[Mlir-commits] [mlir] [mlir] Improvements to the 'quant' dialect (PR #100667)

[Rafael Ubal]

================
@@ -6,44 +6,215 @@
 //
 //===----------------------------------------------------------------------===//
 
-#include "mlir/Dialect/Quant/QuantOps.h"
 #include "QuantDialectBytecode.h"
 #include "TypeDetail.h"
 
-#include "mlir/Dialect/Quant/QuantTypes.h"
+#include "mlir/Dialect/Quant/IR/Quant.h"
+#include "mlir/Dialect/Quant/IR/QuantTypes.h"
 #include "mlir/IR/BuiltinTypes.h"
 #include "mlir/IR/MLIRContext.h"
 #include "mlir/IR/Matchers.h"
 #include "mlir/IR/PatternMatch.h"
+#include "mlir/IR/TypeUtilities.h"
 #include "llvm/ADT/StringRef.h"
 #include "llvm/ADT/Twine.h"
 #include "llvm/Support/MathExtras.h"
 #include <numeric>
 
-using namespace mlir;
-using namespace mlir::quant;
-using namespace mlir::quant::detail;
+#include "mlir/Dialect/Quant/IR/QuantOpsDialect.cpp.inc"
 
-#include "mlir/Dialect/Quant/QuantOpsDialect.cpp.inc"
 
-void QuantizationDialect::initialize() {
+namespace mlir {
+namespace quant {
+
+namespace {
+
+// Verify the integrity of per-axis quantization information, if present.
+//
+// - quantizedType
+//   Any quantized type. Any quantized type with no per-axis quantization is
+//   ignored.
+//
+// - containerType
+//   Original input or result type of the operation using the provided quantized
+//   type. Used to ensure that the quantized type appears within a tensor and
+//   that the tensor is compatible with per-axis quantization information.

Data extract >>
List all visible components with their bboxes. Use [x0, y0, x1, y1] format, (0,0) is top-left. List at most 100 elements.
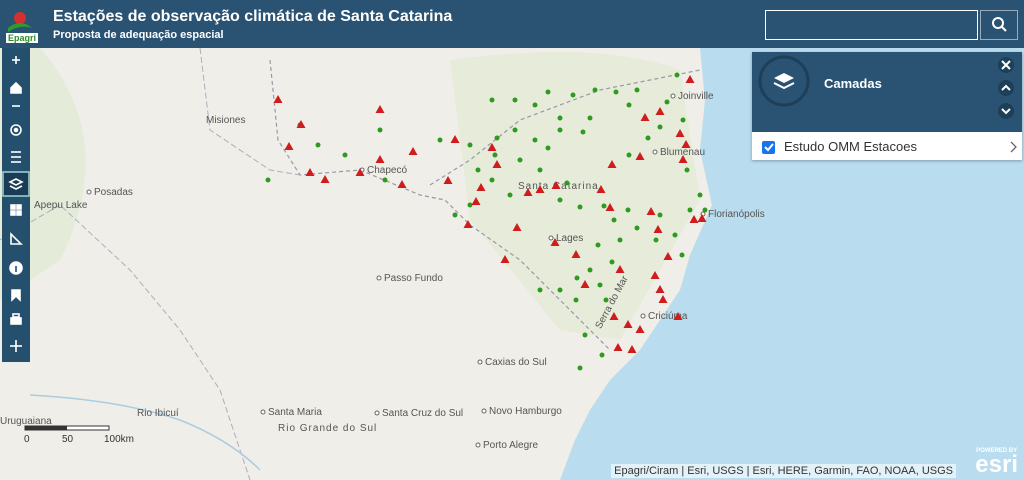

Directives >>
1 – Update the stretch of the quant dialect diff from "-using namespace mlir;" through "information, if present.", writing "QuantDialect" wherever "QuantizationDialect" appears, and give that stretch back.
2 – Put this sentence from the quant dialect diff into Spanish: "Verify the integrity of per-axis quantization information, if present."

Exercise solutions >>
1 –
-using namespace mlir;
-using namespace mlir::quant;
-using namespace mlir::quant::detail;
+#include "mlir/Dialect/Quant/IR/QuantOpsDialect.cpp.inc"
 
-#include "mlir/Dialect/Quant/QuantOpsDialect.cpp.inc"
 
-void QuantDialect::initialize() {
+namespace mlir {
+namespace quant {
+
+namespace {
+
+// Verify the integrity of per-axis quantization information, if present.

2 – Verifica la integridad de la información de cuantización por eje, si está presente.